What is asked
From the entries that follow, pick out all lines holding "JSON".

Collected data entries
>>>>

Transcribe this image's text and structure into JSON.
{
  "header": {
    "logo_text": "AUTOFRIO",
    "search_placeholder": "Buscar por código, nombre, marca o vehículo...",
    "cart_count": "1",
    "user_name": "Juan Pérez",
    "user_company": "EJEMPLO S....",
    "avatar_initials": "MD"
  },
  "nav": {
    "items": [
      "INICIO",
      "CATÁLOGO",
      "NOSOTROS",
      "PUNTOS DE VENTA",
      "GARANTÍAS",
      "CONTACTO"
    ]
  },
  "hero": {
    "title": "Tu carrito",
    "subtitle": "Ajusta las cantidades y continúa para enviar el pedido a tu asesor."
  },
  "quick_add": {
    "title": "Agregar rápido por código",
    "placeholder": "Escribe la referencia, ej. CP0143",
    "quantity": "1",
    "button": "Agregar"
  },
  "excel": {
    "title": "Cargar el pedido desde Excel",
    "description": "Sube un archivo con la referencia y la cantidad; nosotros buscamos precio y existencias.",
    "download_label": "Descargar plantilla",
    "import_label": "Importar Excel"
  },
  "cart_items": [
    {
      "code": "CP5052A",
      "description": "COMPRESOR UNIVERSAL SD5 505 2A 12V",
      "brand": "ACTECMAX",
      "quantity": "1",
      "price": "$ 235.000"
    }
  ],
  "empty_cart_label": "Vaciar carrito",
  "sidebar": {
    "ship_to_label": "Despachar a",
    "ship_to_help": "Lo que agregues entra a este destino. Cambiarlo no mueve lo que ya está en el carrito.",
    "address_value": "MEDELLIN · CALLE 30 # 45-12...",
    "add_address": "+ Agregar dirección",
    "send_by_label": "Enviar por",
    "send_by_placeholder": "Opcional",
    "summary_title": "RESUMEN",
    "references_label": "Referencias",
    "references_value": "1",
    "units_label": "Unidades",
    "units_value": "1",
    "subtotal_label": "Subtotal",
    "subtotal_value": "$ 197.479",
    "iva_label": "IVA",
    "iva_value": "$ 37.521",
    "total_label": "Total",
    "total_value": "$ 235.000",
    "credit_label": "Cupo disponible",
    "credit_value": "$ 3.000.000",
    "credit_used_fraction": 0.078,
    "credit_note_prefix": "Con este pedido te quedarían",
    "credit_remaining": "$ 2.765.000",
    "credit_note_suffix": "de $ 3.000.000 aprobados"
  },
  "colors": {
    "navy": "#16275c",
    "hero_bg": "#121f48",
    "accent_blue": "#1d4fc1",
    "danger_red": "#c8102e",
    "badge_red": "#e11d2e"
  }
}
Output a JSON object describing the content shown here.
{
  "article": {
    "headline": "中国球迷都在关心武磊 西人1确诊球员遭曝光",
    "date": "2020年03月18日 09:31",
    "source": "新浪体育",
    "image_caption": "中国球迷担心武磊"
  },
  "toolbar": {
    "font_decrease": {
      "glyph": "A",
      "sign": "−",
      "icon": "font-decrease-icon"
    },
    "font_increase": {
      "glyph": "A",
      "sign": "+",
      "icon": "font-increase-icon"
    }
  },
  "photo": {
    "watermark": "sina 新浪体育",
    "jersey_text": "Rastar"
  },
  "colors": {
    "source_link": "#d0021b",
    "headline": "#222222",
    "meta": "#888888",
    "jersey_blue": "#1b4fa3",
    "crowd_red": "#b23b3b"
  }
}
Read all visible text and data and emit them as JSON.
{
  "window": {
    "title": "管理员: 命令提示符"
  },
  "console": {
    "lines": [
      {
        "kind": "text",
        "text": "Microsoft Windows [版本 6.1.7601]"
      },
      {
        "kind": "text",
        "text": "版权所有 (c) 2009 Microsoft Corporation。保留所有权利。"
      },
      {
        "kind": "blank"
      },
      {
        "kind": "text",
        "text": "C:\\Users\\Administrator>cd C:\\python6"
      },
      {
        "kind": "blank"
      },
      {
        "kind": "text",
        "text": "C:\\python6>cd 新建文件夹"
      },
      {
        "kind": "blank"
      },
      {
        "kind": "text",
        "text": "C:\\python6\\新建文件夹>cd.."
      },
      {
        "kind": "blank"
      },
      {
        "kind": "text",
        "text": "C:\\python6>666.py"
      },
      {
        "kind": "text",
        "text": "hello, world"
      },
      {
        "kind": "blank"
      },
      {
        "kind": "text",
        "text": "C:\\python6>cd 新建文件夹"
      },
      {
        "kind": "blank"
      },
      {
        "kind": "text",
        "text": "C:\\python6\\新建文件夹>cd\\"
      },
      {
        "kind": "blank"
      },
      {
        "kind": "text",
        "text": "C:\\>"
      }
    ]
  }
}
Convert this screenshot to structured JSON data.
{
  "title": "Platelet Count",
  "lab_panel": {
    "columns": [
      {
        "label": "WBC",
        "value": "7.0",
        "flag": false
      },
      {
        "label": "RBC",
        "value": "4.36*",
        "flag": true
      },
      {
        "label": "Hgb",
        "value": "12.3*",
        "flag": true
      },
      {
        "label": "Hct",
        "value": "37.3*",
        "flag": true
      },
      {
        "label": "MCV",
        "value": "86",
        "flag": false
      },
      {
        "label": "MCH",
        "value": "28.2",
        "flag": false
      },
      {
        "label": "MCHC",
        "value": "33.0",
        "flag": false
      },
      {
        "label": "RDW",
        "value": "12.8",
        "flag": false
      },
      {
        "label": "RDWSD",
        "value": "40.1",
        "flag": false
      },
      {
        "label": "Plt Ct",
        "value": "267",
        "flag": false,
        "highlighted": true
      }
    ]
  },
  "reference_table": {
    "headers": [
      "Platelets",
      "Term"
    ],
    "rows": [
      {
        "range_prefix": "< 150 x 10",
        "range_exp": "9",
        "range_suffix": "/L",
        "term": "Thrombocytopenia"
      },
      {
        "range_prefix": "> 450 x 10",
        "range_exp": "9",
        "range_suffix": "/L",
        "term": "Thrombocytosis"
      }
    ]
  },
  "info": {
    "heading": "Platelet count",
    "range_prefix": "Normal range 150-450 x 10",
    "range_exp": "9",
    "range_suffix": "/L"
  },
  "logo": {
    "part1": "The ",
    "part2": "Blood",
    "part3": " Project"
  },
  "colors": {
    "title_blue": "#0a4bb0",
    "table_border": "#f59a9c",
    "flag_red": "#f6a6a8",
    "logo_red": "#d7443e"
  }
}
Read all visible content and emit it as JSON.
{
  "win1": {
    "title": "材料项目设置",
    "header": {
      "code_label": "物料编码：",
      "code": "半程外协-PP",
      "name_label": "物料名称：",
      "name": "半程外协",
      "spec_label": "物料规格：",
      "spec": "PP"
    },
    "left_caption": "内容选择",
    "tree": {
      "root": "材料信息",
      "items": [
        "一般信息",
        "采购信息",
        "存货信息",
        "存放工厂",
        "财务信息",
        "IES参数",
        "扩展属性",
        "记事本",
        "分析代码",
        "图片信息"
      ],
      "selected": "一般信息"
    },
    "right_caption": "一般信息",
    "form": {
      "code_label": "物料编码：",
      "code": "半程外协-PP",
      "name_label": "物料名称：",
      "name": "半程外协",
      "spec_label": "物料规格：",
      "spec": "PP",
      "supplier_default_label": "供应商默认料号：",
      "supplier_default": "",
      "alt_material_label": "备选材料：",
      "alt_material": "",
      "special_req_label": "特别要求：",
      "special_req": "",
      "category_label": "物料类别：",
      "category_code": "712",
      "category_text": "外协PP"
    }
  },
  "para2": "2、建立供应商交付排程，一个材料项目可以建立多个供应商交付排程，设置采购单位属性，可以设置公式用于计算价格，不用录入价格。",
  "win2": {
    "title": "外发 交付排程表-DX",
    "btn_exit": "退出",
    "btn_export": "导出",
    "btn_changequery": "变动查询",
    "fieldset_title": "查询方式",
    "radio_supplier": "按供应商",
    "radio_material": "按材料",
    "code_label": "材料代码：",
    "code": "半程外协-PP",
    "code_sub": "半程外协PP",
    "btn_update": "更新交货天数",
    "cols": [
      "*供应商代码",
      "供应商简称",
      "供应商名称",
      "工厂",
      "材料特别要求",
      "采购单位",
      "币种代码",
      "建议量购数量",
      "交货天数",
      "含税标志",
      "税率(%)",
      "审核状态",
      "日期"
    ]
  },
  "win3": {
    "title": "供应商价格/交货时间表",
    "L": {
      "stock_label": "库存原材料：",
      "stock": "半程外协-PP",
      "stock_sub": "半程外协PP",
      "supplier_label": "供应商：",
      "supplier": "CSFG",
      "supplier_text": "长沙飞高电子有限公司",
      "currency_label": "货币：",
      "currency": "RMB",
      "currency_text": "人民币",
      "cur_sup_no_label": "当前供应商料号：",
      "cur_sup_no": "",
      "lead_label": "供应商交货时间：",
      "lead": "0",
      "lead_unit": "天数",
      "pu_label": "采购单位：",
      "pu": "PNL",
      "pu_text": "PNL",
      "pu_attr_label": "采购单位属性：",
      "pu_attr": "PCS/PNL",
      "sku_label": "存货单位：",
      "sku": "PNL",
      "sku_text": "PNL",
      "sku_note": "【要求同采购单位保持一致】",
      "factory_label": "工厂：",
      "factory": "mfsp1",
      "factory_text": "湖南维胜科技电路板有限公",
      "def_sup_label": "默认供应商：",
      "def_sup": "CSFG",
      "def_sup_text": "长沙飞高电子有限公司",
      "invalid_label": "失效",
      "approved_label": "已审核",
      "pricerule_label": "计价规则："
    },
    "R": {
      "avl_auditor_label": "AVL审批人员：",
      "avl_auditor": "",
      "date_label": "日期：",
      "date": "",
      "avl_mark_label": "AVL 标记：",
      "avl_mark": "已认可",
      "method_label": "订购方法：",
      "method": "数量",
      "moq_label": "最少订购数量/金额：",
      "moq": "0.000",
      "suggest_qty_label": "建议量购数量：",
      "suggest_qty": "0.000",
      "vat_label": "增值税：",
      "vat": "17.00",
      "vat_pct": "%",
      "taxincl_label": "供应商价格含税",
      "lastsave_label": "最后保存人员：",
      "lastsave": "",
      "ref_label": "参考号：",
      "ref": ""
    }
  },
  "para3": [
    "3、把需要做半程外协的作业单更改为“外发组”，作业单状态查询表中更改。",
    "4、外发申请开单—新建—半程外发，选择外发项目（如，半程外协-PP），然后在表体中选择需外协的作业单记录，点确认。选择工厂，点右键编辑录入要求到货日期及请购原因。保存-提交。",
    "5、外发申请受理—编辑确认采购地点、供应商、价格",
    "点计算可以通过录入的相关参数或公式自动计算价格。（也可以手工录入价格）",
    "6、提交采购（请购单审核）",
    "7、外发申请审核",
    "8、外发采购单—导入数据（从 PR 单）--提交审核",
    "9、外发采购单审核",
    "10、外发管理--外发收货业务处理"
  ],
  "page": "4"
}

<<<<

The answer
Transcribe this image's text and structure into JSON.
Output a JSON object describing the content shown here.
Read all visible text and data and emit them as JSON.
Convert this screenshot to structured JSON data.
Read all visible content and emit it as JSON.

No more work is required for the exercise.